RAW RECORDS.
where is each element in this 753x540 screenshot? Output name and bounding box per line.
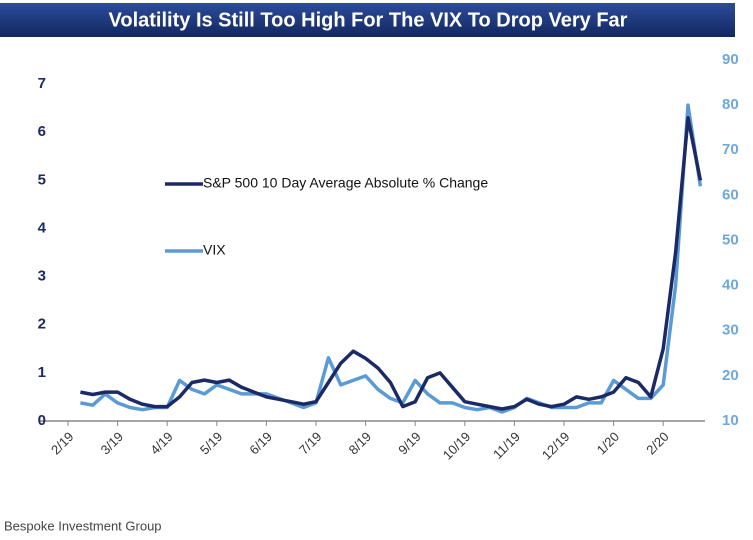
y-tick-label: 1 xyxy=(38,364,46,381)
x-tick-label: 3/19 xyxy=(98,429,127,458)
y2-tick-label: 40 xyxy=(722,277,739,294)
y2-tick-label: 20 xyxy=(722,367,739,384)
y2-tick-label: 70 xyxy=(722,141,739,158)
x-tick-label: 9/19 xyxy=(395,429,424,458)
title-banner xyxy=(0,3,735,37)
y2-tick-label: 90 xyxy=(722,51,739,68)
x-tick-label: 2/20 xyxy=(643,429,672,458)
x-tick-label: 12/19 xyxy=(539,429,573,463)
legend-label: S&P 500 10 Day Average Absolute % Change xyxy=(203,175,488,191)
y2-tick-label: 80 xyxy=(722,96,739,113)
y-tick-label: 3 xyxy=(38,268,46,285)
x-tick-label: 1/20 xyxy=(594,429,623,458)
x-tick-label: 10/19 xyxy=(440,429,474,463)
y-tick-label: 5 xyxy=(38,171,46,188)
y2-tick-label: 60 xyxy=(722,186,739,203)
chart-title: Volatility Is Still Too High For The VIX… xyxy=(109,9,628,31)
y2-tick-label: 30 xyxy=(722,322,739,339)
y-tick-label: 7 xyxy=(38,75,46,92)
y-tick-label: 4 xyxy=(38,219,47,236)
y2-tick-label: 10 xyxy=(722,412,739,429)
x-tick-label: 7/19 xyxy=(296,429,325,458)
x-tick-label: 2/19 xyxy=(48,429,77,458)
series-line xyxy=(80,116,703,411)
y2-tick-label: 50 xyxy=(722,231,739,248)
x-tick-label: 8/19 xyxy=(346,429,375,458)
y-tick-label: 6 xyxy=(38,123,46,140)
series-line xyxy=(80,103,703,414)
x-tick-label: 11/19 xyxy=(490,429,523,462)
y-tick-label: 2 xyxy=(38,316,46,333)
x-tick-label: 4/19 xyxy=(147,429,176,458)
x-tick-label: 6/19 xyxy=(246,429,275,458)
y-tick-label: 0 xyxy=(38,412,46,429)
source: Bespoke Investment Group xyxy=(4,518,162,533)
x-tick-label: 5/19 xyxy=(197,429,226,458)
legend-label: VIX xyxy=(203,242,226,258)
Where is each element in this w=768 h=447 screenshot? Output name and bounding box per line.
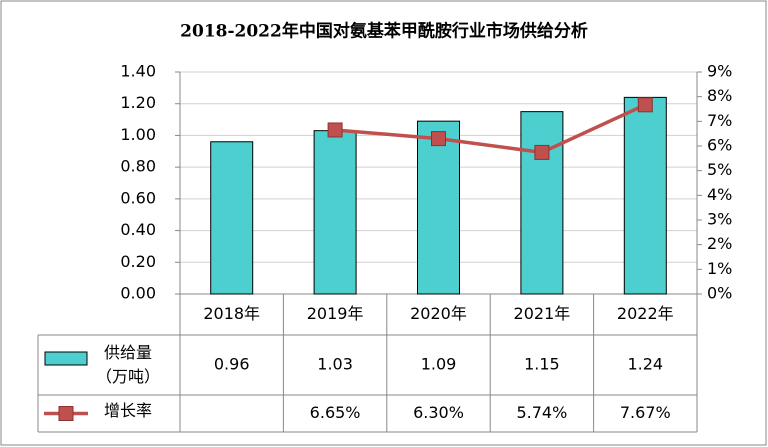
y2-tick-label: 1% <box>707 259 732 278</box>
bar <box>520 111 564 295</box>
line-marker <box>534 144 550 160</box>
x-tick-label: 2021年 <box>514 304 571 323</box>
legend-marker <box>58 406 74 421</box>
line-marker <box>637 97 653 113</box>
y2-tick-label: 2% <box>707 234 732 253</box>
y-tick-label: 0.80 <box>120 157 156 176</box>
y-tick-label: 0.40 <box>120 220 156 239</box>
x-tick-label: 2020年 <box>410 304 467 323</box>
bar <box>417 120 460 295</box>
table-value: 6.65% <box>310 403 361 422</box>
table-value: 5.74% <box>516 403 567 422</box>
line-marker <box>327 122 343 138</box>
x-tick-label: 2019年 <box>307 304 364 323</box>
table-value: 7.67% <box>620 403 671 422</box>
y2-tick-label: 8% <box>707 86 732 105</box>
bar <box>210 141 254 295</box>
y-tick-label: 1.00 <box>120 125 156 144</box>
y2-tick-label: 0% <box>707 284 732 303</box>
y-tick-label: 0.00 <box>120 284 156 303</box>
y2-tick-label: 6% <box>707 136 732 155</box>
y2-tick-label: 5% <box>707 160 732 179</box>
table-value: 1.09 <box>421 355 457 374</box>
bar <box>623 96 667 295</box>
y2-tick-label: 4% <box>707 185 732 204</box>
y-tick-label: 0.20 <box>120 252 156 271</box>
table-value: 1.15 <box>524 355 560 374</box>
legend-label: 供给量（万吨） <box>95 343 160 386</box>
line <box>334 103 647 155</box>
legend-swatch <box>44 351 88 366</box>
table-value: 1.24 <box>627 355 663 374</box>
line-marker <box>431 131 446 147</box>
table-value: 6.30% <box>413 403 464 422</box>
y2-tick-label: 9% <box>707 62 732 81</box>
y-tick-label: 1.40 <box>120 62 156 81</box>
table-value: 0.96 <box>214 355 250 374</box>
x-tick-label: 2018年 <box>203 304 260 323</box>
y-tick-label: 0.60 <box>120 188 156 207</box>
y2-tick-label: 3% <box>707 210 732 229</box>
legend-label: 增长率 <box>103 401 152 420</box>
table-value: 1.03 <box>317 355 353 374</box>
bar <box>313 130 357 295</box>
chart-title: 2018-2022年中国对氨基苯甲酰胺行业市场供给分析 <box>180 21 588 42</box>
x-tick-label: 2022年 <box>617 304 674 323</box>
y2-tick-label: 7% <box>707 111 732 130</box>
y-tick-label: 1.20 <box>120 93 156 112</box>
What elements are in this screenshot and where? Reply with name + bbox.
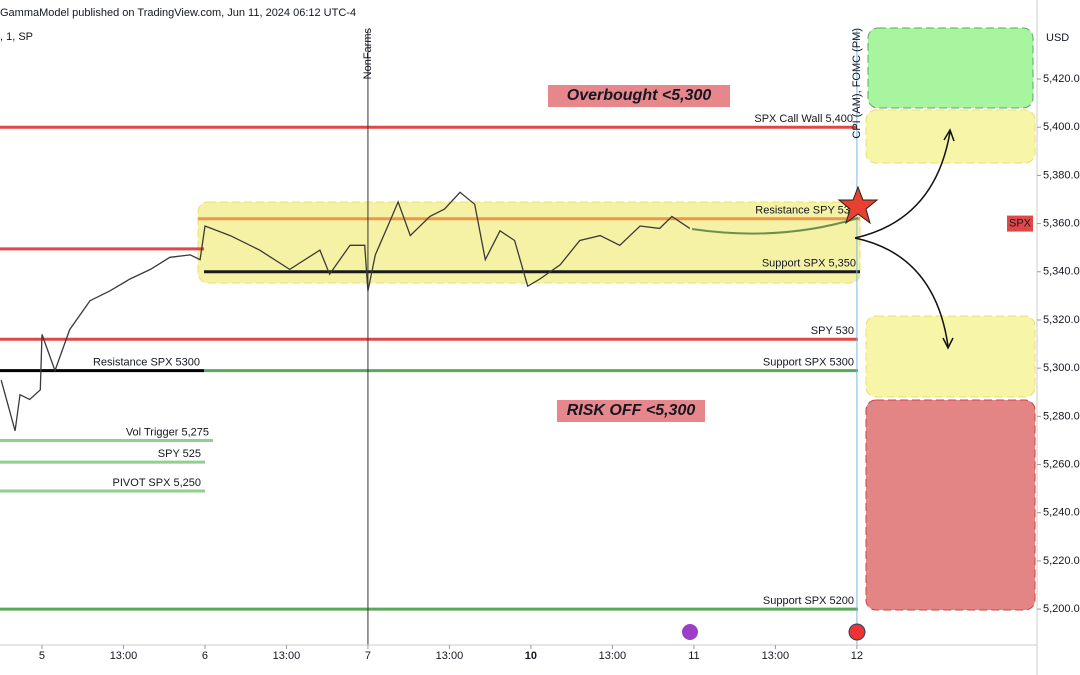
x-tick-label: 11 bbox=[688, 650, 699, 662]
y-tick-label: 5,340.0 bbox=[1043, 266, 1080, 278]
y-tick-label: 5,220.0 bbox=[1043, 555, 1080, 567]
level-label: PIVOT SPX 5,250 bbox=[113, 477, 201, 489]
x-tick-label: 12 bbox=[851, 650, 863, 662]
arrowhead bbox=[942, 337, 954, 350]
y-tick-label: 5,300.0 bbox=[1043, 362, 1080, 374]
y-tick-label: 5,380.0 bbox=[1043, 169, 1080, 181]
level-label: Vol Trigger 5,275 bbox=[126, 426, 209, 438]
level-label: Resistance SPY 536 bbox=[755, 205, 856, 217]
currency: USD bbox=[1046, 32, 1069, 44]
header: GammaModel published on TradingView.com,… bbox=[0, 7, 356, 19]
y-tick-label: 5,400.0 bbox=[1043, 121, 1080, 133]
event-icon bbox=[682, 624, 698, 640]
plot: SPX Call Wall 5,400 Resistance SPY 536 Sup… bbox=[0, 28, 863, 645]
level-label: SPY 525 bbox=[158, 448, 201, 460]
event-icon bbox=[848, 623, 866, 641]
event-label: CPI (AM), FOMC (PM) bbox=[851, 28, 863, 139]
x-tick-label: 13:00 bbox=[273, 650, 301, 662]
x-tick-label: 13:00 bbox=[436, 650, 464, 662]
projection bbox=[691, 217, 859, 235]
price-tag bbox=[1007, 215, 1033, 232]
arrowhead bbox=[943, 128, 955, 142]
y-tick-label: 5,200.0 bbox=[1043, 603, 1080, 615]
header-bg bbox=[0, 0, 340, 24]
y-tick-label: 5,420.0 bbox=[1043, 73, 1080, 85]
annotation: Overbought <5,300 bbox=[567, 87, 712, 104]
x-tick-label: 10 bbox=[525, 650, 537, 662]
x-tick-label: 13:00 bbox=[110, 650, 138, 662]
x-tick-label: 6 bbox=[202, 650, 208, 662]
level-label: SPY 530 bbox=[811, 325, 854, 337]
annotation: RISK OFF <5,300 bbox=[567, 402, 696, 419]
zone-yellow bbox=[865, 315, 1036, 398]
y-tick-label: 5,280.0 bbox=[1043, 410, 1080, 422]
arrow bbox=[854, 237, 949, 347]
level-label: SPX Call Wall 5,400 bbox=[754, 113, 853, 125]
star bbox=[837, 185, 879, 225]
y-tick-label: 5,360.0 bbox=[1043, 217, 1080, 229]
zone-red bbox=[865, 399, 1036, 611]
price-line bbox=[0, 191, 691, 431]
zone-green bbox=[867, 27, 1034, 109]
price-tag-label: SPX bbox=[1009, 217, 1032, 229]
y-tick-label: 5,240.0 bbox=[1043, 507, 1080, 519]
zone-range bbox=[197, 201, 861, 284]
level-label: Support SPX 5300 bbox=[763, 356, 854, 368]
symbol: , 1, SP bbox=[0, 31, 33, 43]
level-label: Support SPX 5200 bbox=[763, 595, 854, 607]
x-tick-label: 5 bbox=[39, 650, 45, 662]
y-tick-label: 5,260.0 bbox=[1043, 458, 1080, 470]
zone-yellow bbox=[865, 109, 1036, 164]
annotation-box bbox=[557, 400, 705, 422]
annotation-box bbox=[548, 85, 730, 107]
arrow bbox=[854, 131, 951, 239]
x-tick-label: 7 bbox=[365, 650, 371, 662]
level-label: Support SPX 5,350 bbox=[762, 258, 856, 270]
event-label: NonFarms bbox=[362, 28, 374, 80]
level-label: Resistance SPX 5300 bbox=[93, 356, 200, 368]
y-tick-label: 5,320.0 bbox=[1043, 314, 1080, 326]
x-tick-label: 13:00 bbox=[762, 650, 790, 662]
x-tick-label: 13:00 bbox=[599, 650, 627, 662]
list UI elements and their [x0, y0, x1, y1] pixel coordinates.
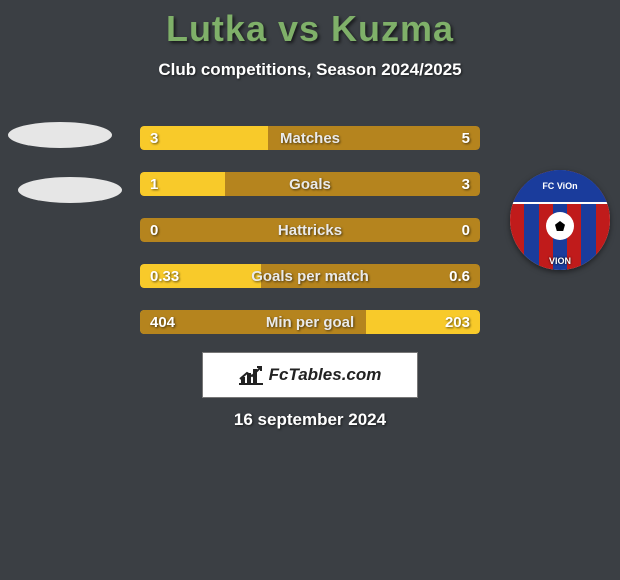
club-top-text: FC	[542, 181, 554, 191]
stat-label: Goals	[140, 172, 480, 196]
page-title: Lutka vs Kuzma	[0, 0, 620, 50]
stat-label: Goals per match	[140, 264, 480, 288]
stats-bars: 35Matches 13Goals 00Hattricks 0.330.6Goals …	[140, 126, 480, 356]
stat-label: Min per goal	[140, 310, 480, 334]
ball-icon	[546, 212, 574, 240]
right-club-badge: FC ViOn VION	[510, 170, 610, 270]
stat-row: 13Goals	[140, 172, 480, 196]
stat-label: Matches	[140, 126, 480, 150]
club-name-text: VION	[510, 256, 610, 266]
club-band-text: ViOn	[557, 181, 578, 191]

JOB. In the items between the line holding "x-tick-label: 11 bbox=[688, 650, 699, 662]" and the line holding "arrow bbox=[854, 237, 949, 347]", inclusive, replace "level-label" with "level-tag" and write out only those lines, leaving everything else unchanged.

TASK RESPONSE.
x-tick-label: 11 bbox=[688, 650, 699, 662]
y-tick-label: 5,340.0 bbox=[1043, 266, 1080, 278]
y-tick-label: 5,220.0 bbox=[1043, 555, 1080, 567]
level-tag: PIVOT SPX 5,250 bbox=[113, 477, 201, 489]
x-tick-label: 12 bbox=[851, 650, 863, 662]
arrowhead bbox=[942, 337, 954, 350]
y-tick-label: 5,300.0 bbox=[1043, 362, 1080, 374]
y-tick-label: 5,380.0 bbox=[1043, 169, 1080, 181]
level-tag: Vol Trigger 5,275 bbox=[126, 426, 209, 438]
level-tag: Resistance SPY 536 bbox=[755, 205, 856, 217]
currency: USD bbox=[1046, 32, 1069, 44]
header: GammaModel published on TradingView.com,… bbox=[0, 7, 356, 19]
y-tick-label: 5,400.0 bbox=[1043, 121, 1080, 133]
event-icon bbox=[682, 624, 698, 640]
plot: SPX Call Wall 5,400 Resistance SPY 536 Sup… bbox=[0, 28, 863, 645]
level-tag: SPY 525 bbox=[158, 448, 201, 460]
event-icon bbox=[848, 623, 866, 641]
event-label: CPI (AM), FOMC (PM) bbox=[851, 28, 863, 139]
x-tick-label: 13:00 bbox=[273, 650, 301, 662]
x-tick-label: 13:00 bbox=[436, 650, 464, 662]
projection bbox=[691, 217, 859, 235]
price-tag bbox=[1007, 215, 1033, 232]
arrowhead bbox=[943, 128, 955, 142]
y-tick-label: 5,200.0 bbox=[1043, 603, 1080, 615]
header-bg bbox=[0, 0, 340, 24]
y-tick-label: 5,420.0 bbox=[1043, 73, 1080, 85]
annotation: Overbought <5,300 bbox=[567, 87, 712, 104]
x-tick-label: 10 bbox=[525, 650, 537, 662]
x-tick-label: 13:00 bbox=[110, 650, 138, 662]
x-tick-label: 6 bbox=[202, 650, 208, 662]
level-tag: SPY 530 bbox=[811, 325, 854, 337]
annotation: RISK OFF <5,300 bbox=[567, 402, 696, 419]
zone-yellow bbox=[865, 315, 1036, 398]
y-tick-label: 5,280.0 bbox=[1043, 410, 1080, 422]
arrow bbox=[854, 237, 949, 347]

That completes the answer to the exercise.